-- START SUPPLIED INFORMATION --

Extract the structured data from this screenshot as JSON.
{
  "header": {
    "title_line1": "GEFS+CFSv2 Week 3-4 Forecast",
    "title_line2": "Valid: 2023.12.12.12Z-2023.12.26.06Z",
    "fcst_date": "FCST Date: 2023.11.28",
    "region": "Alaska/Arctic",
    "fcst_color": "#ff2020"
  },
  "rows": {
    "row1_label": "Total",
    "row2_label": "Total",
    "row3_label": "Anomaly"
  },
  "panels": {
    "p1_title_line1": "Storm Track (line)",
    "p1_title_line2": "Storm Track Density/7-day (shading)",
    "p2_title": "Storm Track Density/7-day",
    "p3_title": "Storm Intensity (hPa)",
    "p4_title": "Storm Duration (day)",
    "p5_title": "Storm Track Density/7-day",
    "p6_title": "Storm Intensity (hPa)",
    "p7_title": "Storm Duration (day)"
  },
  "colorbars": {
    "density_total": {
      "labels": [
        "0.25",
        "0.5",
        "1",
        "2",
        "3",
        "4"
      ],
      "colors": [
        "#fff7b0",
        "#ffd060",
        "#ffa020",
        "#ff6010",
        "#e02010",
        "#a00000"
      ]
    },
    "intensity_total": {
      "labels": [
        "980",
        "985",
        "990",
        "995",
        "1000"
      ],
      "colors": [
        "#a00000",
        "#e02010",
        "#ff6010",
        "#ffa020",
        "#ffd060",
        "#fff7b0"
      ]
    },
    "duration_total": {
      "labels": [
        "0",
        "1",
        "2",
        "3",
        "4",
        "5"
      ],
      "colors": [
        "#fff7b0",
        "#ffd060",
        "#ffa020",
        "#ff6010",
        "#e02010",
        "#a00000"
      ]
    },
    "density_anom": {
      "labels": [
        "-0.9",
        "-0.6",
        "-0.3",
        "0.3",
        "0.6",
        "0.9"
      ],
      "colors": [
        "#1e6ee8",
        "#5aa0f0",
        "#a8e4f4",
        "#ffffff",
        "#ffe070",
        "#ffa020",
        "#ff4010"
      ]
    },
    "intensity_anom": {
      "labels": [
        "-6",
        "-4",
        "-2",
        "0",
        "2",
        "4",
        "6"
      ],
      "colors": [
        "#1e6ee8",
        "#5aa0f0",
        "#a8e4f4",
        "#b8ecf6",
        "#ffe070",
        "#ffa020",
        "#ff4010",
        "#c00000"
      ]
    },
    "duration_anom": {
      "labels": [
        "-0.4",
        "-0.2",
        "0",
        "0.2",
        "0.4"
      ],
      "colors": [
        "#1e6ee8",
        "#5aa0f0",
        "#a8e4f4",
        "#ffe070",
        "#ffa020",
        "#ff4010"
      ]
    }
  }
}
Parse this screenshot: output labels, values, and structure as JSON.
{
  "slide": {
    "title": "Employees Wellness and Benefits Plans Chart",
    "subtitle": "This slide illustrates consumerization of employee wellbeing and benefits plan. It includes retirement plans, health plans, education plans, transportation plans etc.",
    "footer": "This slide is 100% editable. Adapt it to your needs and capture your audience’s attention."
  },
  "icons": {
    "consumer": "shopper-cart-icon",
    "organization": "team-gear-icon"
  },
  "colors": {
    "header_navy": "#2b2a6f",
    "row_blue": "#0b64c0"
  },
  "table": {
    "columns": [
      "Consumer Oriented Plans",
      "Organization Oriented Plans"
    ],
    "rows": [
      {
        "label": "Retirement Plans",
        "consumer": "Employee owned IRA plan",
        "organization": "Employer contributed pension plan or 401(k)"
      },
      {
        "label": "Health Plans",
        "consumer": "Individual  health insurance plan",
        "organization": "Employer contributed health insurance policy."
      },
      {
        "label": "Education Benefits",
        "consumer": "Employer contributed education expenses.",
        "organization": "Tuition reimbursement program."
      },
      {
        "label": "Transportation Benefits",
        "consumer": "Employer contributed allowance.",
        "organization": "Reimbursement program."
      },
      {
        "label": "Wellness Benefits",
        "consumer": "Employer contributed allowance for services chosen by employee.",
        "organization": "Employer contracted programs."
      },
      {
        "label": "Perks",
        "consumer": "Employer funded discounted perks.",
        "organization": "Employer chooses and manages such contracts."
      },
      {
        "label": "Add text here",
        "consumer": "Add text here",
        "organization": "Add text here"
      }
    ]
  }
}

-- END SUPPLIED INFORMATION --

_OBJECTIVE_:
Copy out exactly the lines running from the line with "Parse this screenshot: output" to the end of the records, inclusive.

_CORRECT RESULT_:
Parse this screenshot: output labels, values, and structure as JSON.
{
  "slide": {
    "title": "Employees Wellness and Benefits Plans Chart",
    "subtitle": "This slide illustrates consumerization of employee wellbeing and benefits plan. It includes retirement plans, health plans, education plans, transportation plans etc.",
    "footer": "This slide is 100% editable. Adapt it to your needs and capture your audience’s attention."
  },
  "icons": {
    "consumer": "shopper-cart-icon",
    "organization": "team-gear-icon"
  },
  "colors": {
    "header_navy": "#2b2a6f",
    "row_blue": "#0b64c0"
  },
  "table": {
    "columns": [
      "Consumer Oriented Plans",
      "Organization Oriented Plans"
    ],
    "rows": [
      {
        "label": "Retirement Plans",
        "consumer": "Employee owned IRA plan",
        "organization": "Employer contributed pension plan or 401(k)"
      },
      {
        "label": "Health Plans",
        "consumer": "Individual  health insurance plan",
        "organization": "Employer contributed health insurance policy."
      },
      {
        "label": "Education Benefits",
        "consumer": "Employer contributed education expenses.",
        "organization": "Tuition reimbursement program."
      },
      {
        "label": "Transportation Benefits",
        "consumer": "Employer contributed allowance.",
        "organization": "Reimbursement program."
      },
      {
        "label": "Wellness Benefits",
        "consumer": "Employer contributed allowance for services chosen by employee.",
        "organization": "Employer contracted programs."
      },
      {
        "label": "Perks",
        "consumer": "Employer funded discounted perks.",
        "organization": "Employer chooses and manages such contracts."
      },
      {
        "label": "Add text here",
        "consumer": "Add text here",
        "organization": "Add text here"
      }
    ]
  }
}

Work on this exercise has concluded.